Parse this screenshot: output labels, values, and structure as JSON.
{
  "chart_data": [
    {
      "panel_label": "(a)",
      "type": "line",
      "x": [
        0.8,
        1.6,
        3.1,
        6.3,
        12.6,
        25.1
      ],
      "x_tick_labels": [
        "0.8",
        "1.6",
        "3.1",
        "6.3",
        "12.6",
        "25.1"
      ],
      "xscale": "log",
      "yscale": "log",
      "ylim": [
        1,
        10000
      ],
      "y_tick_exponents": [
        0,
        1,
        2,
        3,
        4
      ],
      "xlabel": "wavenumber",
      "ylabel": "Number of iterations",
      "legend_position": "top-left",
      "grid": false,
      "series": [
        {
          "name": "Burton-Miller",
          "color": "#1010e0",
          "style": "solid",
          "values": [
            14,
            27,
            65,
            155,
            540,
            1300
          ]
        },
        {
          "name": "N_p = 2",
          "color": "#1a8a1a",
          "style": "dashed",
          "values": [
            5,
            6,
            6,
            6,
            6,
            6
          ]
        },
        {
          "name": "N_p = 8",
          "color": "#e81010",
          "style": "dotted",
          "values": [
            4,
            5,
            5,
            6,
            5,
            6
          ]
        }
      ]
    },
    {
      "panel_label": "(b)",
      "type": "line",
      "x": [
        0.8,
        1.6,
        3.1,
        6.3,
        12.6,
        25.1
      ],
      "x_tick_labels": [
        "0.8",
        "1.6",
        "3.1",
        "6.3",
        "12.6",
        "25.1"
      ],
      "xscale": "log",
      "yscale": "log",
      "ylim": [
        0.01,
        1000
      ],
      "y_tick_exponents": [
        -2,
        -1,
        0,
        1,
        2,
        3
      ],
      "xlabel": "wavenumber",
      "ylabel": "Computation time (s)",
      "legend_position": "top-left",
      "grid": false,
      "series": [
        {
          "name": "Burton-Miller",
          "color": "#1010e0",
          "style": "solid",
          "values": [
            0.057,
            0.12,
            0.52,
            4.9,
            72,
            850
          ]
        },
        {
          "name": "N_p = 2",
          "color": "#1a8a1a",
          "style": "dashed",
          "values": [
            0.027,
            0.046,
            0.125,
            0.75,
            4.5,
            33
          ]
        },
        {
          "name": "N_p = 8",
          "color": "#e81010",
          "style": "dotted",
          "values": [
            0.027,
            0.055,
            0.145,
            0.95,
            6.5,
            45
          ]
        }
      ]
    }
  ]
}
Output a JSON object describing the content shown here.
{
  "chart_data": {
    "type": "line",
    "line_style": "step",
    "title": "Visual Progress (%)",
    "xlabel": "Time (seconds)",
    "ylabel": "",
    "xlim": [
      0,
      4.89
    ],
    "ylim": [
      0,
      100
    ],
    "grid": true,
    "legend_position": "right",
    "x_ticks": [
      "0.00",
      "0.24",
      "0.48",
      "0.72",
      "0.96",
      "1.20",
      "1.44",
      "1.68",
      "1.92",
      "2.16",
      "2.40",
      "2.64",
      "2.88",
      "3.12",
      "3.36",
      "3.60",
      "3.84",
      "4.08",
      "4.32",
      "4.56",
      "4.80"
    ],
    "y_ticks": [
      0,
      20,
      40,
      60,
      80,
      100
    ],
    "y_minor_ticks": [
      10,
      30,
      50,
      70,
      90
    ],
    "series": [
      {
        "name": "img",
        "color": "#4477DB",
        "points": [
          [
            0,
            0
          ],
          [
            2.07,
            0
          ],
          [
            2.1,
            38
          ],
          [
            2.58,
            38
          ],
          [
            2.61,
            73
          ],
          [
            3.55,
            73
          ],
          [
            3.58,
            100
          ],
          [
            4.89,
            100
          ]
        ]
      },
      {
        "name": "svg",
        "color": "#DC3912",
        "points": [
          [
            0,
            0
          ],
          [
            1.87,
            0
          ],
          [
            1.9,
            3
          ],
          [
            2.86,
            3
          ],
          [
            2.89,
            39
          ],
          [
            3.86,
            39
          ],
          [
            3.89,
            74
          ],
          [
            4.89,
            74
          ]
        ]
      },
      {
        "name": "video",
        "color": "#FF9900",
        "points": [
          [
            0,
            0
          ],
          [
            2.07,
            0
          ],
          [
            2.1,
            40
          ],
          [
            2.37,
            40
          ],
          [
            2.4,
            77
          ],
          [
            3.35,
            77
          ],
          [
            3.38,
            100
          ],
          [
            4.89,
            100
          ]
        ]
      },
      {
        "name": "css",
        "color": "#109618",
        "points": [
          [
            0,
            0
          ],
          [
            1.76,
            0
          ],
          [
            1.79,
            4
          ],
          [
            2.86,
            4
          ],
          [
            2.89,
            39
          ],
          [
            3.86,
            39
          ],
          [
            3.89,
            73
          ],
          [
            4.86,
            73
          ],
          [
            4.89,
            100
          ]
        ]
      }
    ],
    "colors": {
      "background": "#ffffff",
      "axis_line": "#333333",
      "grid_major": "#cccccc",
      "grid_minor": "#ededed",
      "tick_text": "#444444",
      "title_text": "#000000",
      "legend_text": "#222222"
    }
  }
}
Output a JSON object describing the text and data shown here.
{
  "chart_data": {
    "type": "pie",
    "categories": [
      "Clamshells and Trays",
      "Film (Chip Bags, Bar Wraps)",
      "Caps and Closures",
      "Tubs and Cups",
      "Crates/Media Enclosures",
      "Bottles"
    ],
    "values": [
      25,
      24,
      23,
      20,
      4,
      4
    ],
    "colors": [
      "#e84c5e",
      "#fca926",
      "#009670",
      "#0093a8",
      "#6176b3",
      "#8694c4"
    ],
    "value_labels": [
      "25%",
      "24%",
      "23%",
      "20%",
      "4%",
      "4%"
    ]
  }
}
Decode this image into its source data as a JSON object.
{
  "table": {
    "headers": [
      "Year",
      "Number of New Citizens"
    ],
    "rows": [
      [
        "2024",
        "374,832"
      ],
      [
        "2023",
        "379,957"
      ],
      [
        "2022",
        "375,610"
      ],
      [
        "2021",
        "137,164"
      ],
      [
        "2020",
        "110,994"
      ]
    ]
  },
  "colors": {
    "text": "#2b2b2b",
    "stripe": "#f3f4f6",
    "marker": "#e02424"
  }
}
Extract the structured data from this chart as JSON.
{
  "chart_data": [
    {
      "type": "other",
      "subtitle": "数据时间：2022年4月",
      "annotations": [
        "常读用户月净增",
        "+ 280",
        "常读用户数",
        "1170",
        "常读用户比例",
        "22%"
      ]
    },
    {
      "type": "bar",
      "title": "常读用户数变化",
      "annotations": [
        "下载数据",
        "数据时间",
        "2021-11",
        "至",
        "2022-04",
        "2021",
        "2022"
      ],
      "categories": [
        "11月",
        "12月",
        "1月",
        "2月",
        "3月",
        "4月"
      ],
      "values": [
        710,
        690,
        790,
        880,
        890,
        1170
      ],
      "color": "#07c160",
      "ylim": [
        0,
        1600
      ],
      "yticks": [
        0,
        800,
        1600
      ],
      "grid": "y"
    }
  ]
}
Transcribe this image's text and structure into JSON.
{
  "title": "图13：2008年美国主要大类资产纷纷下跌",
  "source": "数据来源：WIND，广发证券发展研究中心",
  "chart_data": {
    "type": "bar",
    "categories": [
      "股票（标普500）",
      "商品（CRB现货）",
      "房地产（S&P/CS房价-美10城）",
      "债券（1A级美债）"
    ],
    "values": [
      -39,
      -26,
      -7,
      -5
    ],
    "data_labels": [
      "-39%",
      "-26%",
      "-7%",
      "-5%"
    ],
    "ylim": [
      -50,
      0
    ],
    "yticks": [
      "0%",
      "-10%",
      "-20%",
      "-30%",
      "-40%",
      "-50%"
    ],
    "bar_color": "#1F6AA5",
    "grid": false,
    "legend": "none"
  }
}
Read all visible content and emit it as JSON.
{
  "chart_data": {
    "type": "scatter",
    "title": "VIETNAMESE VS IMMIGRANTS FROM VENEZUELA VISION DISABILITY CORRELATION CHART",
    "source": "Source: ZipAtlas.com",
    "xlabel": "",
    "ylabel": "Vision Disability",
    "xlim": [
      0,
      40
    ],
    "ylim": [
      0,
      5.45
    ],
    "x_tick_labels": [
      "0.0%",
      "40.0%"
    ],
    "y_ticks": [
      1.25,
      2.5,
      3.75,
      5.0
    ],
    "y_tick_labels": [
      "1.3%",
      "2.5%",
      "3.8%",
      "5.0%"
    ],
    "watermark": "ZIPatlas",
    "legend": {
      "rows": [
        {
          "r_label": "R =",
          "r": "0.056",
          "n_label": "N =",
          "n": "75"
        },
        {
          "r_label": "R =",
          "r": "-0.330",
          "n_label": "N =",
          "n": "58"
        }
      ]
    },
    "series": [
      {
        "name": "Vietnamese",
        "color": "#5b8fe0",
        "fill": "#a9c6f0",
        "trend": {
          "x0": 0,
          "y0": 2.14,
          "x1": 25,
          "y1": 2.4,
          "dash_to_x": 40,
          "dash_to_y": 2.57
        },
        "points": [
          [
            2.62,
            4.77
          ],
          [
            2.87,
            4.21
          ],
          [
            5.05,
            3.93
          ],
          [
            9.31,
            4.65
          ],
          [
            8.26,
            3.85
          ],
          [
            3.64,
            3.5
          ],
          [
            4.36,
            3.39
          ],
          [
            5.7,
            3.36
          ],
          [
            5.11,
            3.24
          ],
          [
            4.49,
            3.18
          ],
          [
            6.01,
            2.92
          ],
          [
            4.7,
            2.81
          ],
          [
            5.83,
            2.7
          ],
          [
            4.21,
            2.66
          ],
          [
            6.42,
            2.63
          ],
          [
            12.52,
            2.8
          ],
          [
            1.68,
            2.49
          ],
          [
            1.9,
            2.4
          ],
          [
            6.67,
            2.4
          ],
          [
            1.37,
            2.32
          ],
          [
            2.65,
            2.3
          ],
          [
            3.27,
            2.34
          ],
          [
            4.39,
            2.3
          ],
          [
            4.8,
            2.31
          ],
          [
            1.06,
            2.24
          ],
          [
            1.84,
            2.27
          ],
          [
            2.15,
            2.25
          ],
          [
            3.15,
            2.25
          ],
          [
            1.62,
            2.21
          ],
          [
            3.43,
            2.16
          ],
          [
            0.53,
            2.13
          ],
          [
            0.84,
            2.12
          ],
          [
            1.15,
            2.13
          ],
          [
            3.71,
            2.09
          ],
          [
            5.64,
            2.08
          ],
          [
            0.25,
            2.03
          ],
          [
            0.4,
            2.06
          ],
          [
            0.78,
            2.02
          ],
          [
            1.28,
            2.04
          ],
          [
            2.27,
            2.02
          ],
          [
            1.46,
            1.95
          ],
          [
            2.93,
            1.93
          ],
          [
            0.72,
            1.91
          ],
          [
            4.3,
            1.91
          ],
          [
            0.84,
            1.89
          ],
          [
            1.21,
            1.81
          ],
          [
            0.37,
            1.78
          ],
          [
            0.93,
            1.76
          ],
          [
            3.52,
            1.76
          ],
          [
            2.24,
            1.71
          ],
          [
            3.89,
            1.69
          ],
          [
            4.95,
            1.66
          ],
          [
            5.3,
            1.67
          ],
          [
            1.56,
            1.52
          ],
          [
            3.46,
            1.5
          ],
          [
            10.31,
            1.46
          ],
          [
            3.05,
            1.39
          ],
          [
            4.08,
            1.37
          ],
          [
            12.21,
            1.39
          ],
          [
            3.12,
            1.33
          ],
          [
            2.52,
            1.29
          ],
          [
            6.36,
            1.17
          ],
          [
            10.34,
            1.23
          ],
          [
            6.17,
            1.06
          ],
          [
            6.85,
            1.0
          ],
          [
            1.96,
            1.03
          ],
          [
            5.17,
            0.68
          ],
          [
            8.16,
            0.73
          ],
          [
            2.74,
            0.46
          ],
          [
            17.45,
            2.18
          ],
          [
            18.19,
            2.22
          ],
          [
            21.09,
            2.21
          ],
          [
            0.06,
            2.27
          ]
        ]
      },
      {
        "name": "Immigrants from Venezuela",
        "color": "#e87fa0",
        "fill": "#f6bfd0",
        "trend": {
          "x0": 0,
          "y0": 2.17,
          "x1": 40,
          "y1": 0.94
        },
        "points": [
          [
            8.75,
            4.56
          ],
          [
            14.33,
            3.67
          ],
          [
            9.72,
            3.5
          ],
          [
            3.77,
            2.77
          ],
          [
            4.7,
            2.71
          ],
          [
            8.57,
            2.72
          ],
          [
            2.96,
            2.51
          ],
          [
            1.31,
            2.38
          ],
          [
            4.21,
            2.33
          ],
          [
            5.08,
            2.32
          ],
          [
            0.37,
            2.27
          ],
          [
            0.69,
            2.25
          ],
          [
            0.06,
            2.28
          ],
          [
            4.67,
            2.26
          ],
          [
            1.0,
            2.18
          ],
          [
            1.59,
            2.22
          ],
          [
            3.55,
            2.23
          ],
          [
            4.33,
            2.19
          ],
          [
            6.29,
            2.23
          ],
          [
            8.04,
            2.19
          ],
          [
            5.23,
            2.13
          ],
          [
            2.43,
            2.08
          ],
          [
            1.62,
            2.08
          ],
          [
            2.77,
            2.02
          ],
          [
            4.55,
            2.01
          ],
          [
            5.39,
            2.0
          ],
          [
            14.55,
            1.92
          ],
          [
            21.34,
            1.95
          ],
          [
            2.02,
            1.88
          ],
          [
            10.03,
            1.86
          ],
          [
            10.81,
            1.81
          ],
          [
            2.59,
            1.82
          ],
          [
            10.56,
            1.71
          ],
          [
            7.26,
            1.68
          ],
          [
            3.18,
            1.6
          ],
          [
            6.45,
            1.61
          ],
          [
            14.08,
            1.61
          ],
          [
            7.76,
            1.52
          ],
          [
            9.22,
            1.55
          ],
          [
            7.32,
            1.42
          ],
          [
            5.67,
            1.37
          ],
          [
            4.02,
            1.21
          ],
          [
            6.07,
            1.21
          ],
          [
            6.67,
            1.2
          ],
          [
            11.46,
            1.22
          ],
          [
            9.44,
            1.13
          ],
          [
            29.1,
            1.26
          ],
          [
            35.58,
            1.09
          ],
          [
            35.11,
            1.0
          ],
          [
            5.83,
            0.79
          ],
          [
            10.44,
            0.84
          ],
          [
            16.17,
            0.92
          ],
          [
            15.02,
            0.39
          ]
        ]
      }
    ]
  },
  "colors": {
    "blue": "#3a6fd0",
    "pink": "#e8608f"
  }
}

========================

§ **BRIEF**:
Using the listing above, list every line in which the string "ylabel" occurs.

§ **REPLY TO THE EXERCISE**:
      "ylabel": "Number of iterations",
      "ylabel": "Computation time (s)",
    "ylabel": "",
    "ylabel": "Vision Disability",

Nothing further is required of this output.